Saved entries
:::::
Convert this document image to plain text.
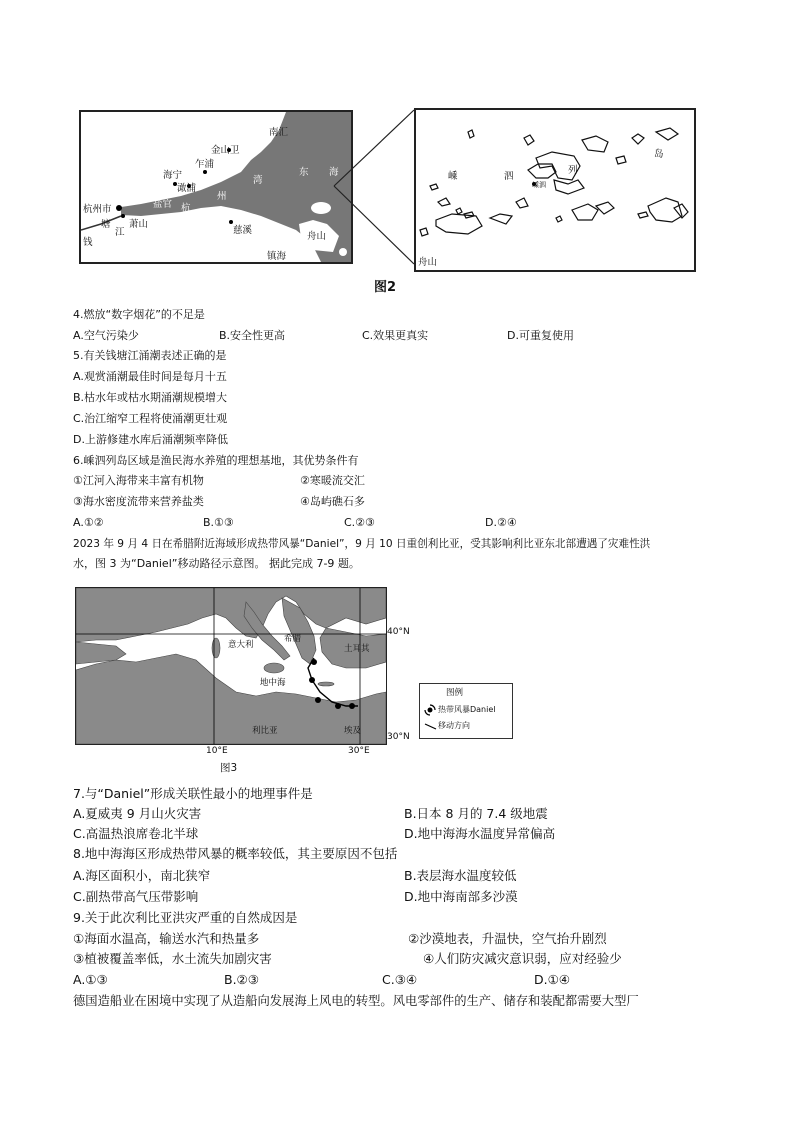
南汇
金山卫
海宁
乍浦
澉浦
盐官
杭州市
萧山
钱
塘
江
杭
州
湾
东 海
慈溪
镇海
舟山
嵊	泗
列
岛
嵊泗
舟山
图2
4.燃放“数字烟花”的不足是
A.空气污染少	B.安全性更高	C.效果更真实	D.可重复使用
5.有关钱塘江涌潮表述正确的是
A.观赏涌潮最佳时间是每月十五
B.枯水年或枯水期涌潮规模增大
C.治江缩窄工程将使涌潮更壮观
D.上游修建水库后涌潮频率降低
6.嵊泗列岛区域是渔民海水养殖的理想基地，其优势条件有
①江河入海带来丰富有机物	②寒暖流交汇
③海水密度流带来营养盐类	④岛屿礁石多
A.①②	B.①③	C.②③	D.②④
2023 年 9 月 4 日在希腊附近海域形成热带风暴“Daniel”，9 月 10 日重创利比亚，受其影响利比亚东北部遭遇了灾难性洪
水，图 3 为“Daniel”移动路径示意图。 据此完成 7-9 题。
意大利
希腊
土耳其
地中海
利比亚	埃及
40°N
30°N
10°E	30°E
图例
热带风暴Daniel
移动方向
图3
7.与“Daniel”形成关联性最小的地理事件是
A.夏威夷 9 月山火灾害	B.日本 8 月的 7.4 级地震
C.高温热浪席卷北半球	D.地中海海水温度异常偏高
8.地中海海区形成热带风暴的概率较低，其主要原因不包括
A.海区面积小，南北狭窄	B.表层海水温度较低
C.副热带高气压带影响	D.地中海南部多沙漠
9.关于此次利比亚洪灾严重的自然成因是
①海面水温高，输送水汽和热量多	②沙漠地表，升温快，空气抬升剧烈
③植被覆盖率低，水土流失加剧灾害	④人们防灾减灾意识弱，应对经验少
A.①③	B.②③	C.③④	D.①④
德国造船业在困境中实现了从造船向发展海上风电的转型。风电零部件的生产、储存和装配都需要大型厂
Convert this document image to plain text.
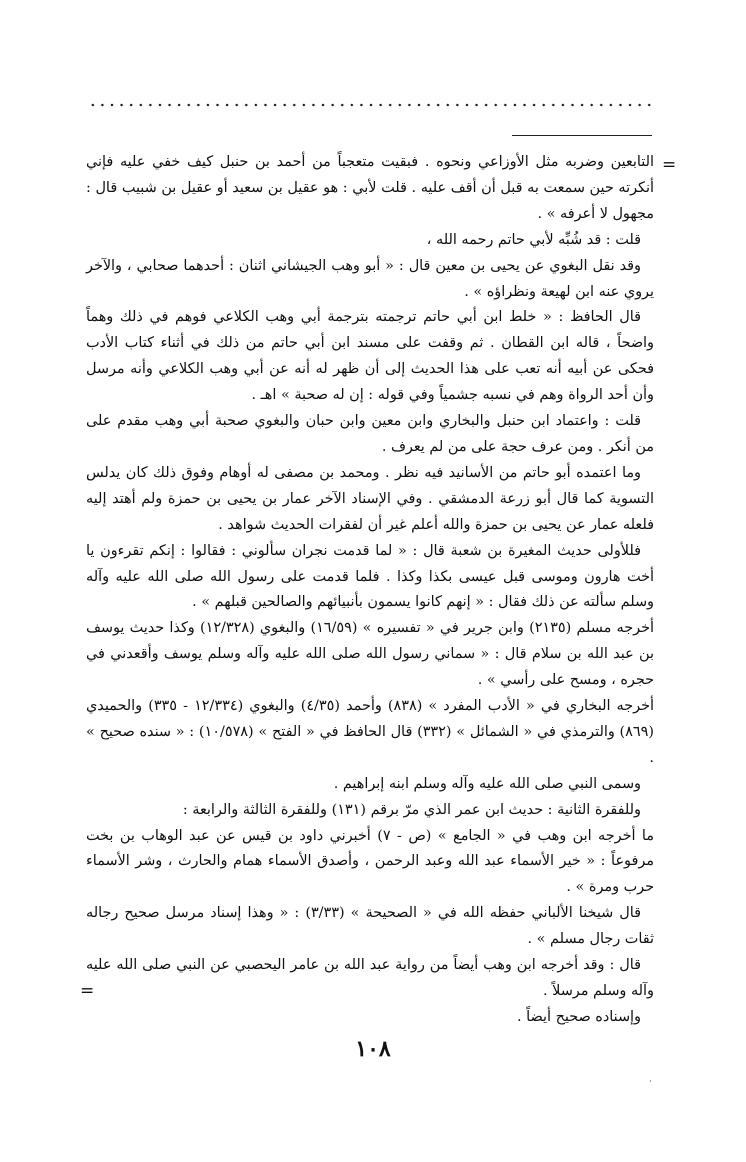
=

التابعين وضربه مثل الأوزاعي ونحوه . فبقيت متعجباً من أحمد بن حنبل كيف خفي عليه فإني أنكرته حين سمعت به قبل أن أقف عليه . قلت لأبي : هو عقيل بن سعيد أو عقيل بن شبيب قال : مجهول لا أعرفه » .

قلت : قد شُبِّه لأبي حاتم رحمه الله ،

وقد نقل البغوي عن يحيى بن معين قال : « أبو وهب الجيشاني اثنان : أحدهما صحابي ، والآخر يروي عنه ابن لهيعة ونظراؤه » .

قال الحافظ : « خلط ابن أبي حاتم ترجمته بترجمة أبي وهب الكلاعي فوهم في ذلك وهماً واضحاً ، قاله ابن القطان . ثم وقفت على مسند ابن أبي حاتم من ذلك في أثناء كتاب الأدب فحكى عن أبيه أنه تعب على هذا الحديث إلى أن ظهر له أنه عن أبي وهب الكلاعي وأنه مرسل وأن أحد الرواة وهم في نسبه جشمياً وفي قوله : إن له صحبة » اهـ .

قلت : واعتماد ابن حنبل والبخاري وابن معين وابن حبان والبغوي صحبة أبي وهب مقدم على من أنكر . ومن عرف حجة على من لم يعرف .

وما اعتمده أبو حاتم من الأسانيد فيه نظر . ومحمد بن مصفى له أوهام وفوق ذلك كان يدلس التسوية كما قال أبو زرعة الدمشقي . وفي الإسناد الآخر عمار بن يحيى بن حمزة ولم أهتد إليه فلعله عمار عن يحيى بن حمزة والله أعلم غير أن لفقرات الحديث شواهد .

فللأولى حديث المغيرة بن شعبة قال : « لما قدمت نجران سألوني : فقالوا : إنكم تقرءون يا أخت هارون وموسى قبل عيسى بكذا وكذا . فلما قدمت على رسول الله صلى الله عليه وآله وسلم سألته عن ذلك فقال : « إنهم كانوا يسمون بأنبيائهم والصالحين قبلهم » .

أخرجه مسلم (٢١٣٥) وابن جرير في « تفسيره » (١٦/٥٩) والبغوي (١٢/٣٢٨) وكذا حديث يوسف بن عبد الله بن سلام قال : « سماني رسول الله صلى الله عليه وآله وسلم يوسف وأقعدني في حجره ، ومسح على رأسي » .

أخرجه البخاري في « الأدب المفرد » (٨٣٨) وأحمد (٤/٣٥) والبغوي (١٢/٣٣٤ - ٣٣٥) والحميدي (٨٦٩) والترمذي في « الشمائل » (٣٣٢) قال الحافظ في « الفتح » (١٠/٥٧٨) : « سنده صحيح » .

وسمى النبي صلى الله عليه وآله وسلم ابنه إبراهيم .

وللفقرة الثانية : حديث ابن عمر الذي مرّ برقم (١٣١) وللفقرة الثالثة والرابعة :

ما أخرجه ابن وهب في « الجامع » (ص - ٧) أخبرني داود بن قيس عن عبد الوهاب بن بخت مرفوعاً : « خير الأسماء عبد الله وعبد الرحمن ، وأصدق الأسماء همام والحارث ، وشر الأسماء حرب ومرة » .

قال شيخنا الألباني حفظه الله في « الصحيحة » (٣/٣٣) : « وهذا إسناد مرسل صحيح رجاله ثقات رجال مسلم » .

قال : وقد أخرجه ابن وهب أيضاً من رواية عبد الله بن عامر اليحصبي عن النبي صلى الله عليه وآله وسلم مرسلاً .

وإسناده صحيح أيضاً .

=
١٠٨
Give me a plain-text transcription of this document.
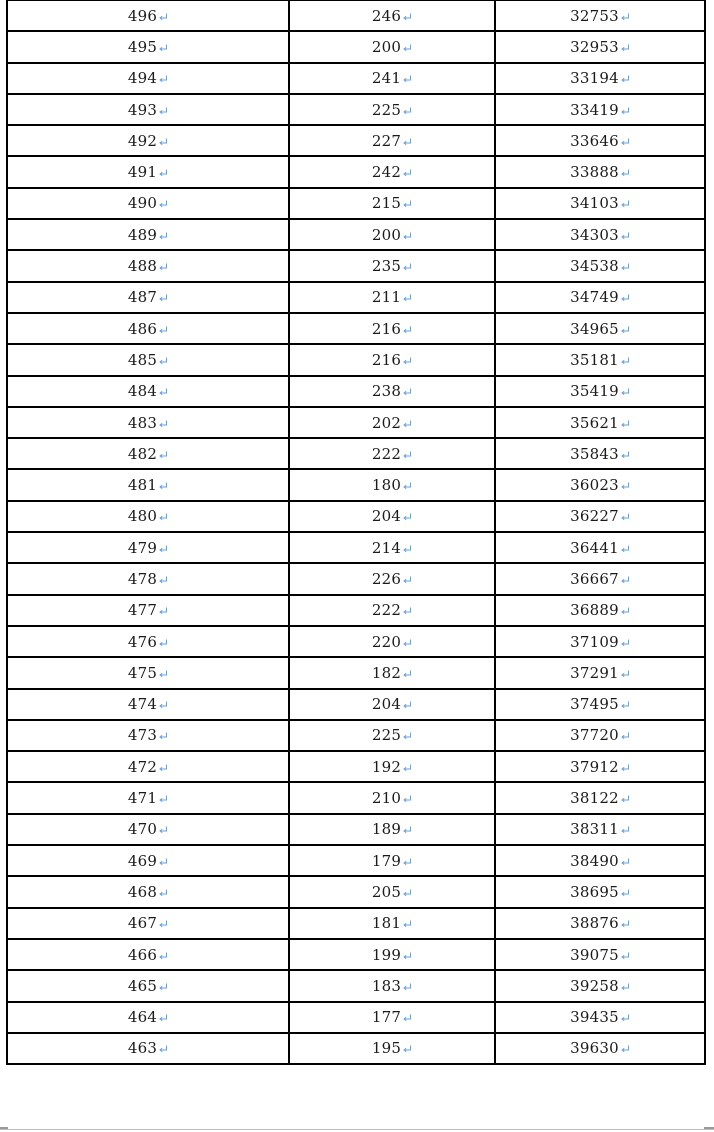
496	246	32753

495	200	32953

494	241	33194

493	225	33419

492	227	33646

491	242	33888

490	215	34103

489	200	34303

488	235	34538

487	211	34749

486	216	34965

485	216	35181

484	238	35419

483	202	35621

482	222	35843

481	180	36023

480	204	36227

479	214	36441

478	226	36667

477	222	36889

476	220	37109

475	182	37291

474	204	37495

473	225	37720

472	192	37912

471	210	38122

470	189	38311

469	179	38490

468	205	38695

467	181	38876

466	199	39075

465	183	39258

464	177	39435

463	195	39630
:::::
Transcribe each entry above exactly, apart from the pictures.

Convert this document image to plain text.
南汇
金山卫
海宁
乍浦
澉浦
盐官
杭州市
萧山
钱
塘
江
杭
州
湾
东 海
慈溪
镇海
舟山
嵊	泗
列
岛
嵊泗
舟山
图2
4.燃放“数字烟花”的不足是
A.空气污染少	B.安全性更高	C.效果更真实	D.可重复使用
5.有关钱塘江涌潮表述正确的是
A.观赏涌潮最佳时间是每月十五
B.枯水年或枯水期涌潮规模增大
C.治江缩窄工程将使涌潮更壮观
D.上游修建水库后涌潮频率降低
6.嵊泗列岛区域是渔民海水养殖的理想基地，其优势条件有
①江河入海带来丰富有机物	②寒暖流交汇
③海水密度流带来营养盐类	④岛屿礁石多
A.①②	B.①③	C.②③	D.②④
2023 年 9 月 4 日在希腊附近海域形成热带风暴“Daniel”，9 月 10 日重创利比亚，受其影响利比亚东北部遭遇了灾难性洪
水，图 3 为“Daniel”移动路径示意图。 据此完成 7-9 题。
意大利
希腊
土耳其
地中海
利比亚	埃及
40°N
30°N
10°E	30°E
图例
热带风暴Daniel
移动方向
图3
7.与“Daniel”形成关联性最小的地理事件是
A.夏威夷 9 月山火灾害	B.日本 8 月的 7.4 级地震
C.高温热浪席卷北半球	D.地中海海水温度异常偏高
8.地中海海区形成热带风暴的概率较低，其主要原因不包括
A.海区面积小，南北狭窄	B.表层海水温度较低
C.副热带高气压带影响	D.地中海南部多沙漠
9.关于此次利比亚洪灾严重的自然成因是
①海面水温高，输送水汽和热量多	②沙漠地表，升温快，空气抬升剧烈
③植被覆盖率低，水土流失加剧灾害	④人们防灾减灾意识弱，应对经验少
A.①③	B.②③	C.③④	D.①④
德国造船业在困境中实现了从造船向发展海上风电的转型。风电零部件的生产、储存和装配都需要大型厂
Convert this document image to plain text.
=

التابعين وضربه مثل الأوزاعي ونحوه . فبقيت متعجباً من أحمد بن حنبل كيف خفي عليه فإني أنكرته حين سمعت به قبل أن أقف عليه . قلت لأبي : هو عقيل بن سعيد أو عقيل بن شبيب قال : مجهول لا أعرفه » .

قلت : قد شُبِّه لأبي حاتم رحمه الله ،

وقد نقل البغوي عن يحيى بن معين قال : « أبو وهب الجيشاني اثنان : أحدهما صحابي ، والآخر يروي عنه ابن لهيعة ونظراؤه » .

قال الحافظ : « خلط ابن أبي حاتم ترجمته بترجمة أبي وهب الكلاعي فوهم في ذلك وهماً واضحاً ، قاله ابن القطان . ثم وقفت على مسند ابن أبي حاتم من ذلك في أثناء كتاب الأدب فحكى عن أبيه أنه تعب على هذا الحديث إلى أن ظهر له أنه عن أبي وهب الكلاعي وأنه مرسل وأن أحد الرواة وهم في نسبه جشمياً وفي قوله : إن له صحبة » اهـ .

قلت : واعتماد ابن حنبل والبخاري وابن معين وابن حبان والبغوي صحبة أبي وهب مقدم على من أنكر . ومن عرف حجة على من لم يعرف .

وما اعتمده أبو حاتم من الأسانيد فيه نظر . ومحمد بن مصفى له أوهام وفوق ذلك كان يدلس التسوية كما قال أبو زرعة الدمشقي . وفي الإسناد الآخر عمار بن يحيى بن حمزة ولم أهتد إليه فلعله عمار عن يحيى بن حمزة والله أعلم غير أن لفقرات الحديث شواهد .

فللأولى حديث المغيرة بن شعبة قال : « لما قدمت نجران سألوني : فقالوا : إنكم تقرءون يا أخت هارون وموسى قبل عيسى بكذا وكذا . فلما قدمت على رسول الله صلى الله عليه وآله وسلم سألته عن ذلك فقال : « إنهم كانوا يسمون بأنبيائهم والصالحين قبلهم » .

أخرجه مسلم (٢١٣٥) وابن جرير في « تفسيره » (١٦/٥٩) والبغوي (١٢/٣٢٨) وكذا حديث يوسف بن عبد الله بن سلام قال : « سماني رسول الله صلى الله عليه وآله وسلم يوسف وأقعدني في حجره ، ومسح على رأسي » .

أخرجه البخاري في « الأدب المفرد » (٨٣٨) وأحمد (٤/٣٥) والبغوي (١٢/٣٣٤ - ٣٣٥) والحميدي (٨٦٩) والترمذي في « الشمائل » (٣٣٢) قال الحافظ في « الفتح » (١٠/٥٧٨) : « سنده صحيح » .

وسمى النبي صلى الله عليه وآله وسلم ابنه إبراهيم .

وللفقرة الثانية : حديث ابن عمر الذي مرّ برقم (١٣١) وللفقرة الثالثة والرابعة :

ما أخرجه ابن وهب في « الجامع » (ص - ٧) أخبرني داود بن قيس عن عبد الوهاب بن بخت مرفوعاً : « خير الأسماء عبد الله وعبد الرحمن ، وأصدق الأسماء همام والحارث ، وشر الأسماء حرب ومرة » .

قال شيخنا الألباني حفظه الله في « الصحيحة » (٣/٣٣) : « وهذا إسناد مرسل صحيح رجاله ثقات رجال مسلم » .

قال : وقد أخرجه ابن وهب أيضاً من رواية عبد الله بن عامر اليحصبي عن النبي صلى الله عليه وآله وسلم مرسلاً .

وإسناده صحيح أيضاً .

=
١٠٨
Give me a plain-text transcription of this document.
496	246	32753

495	200	32953

494	241	33194

493	225	33419

492	227	33646

491	242	33888

490	215	34103

489	200	34303

488	235	34538

487	211	34749

486	216	34965

485	216	35181

484	238	35419

483	202	35621

482	222	35843

481	180	36023

480	204	36227

479	214	36441

478	226	36667

477	222	36889

476	220	37109

475	182	37291

474	204	37495

473	225	37720

472	192	37912

471	210	38122

470	189	38311

469	179	38490

468	205	38695

467	181	38876

466	199	39075

465	183	39258

464	177	39435

463	195	39630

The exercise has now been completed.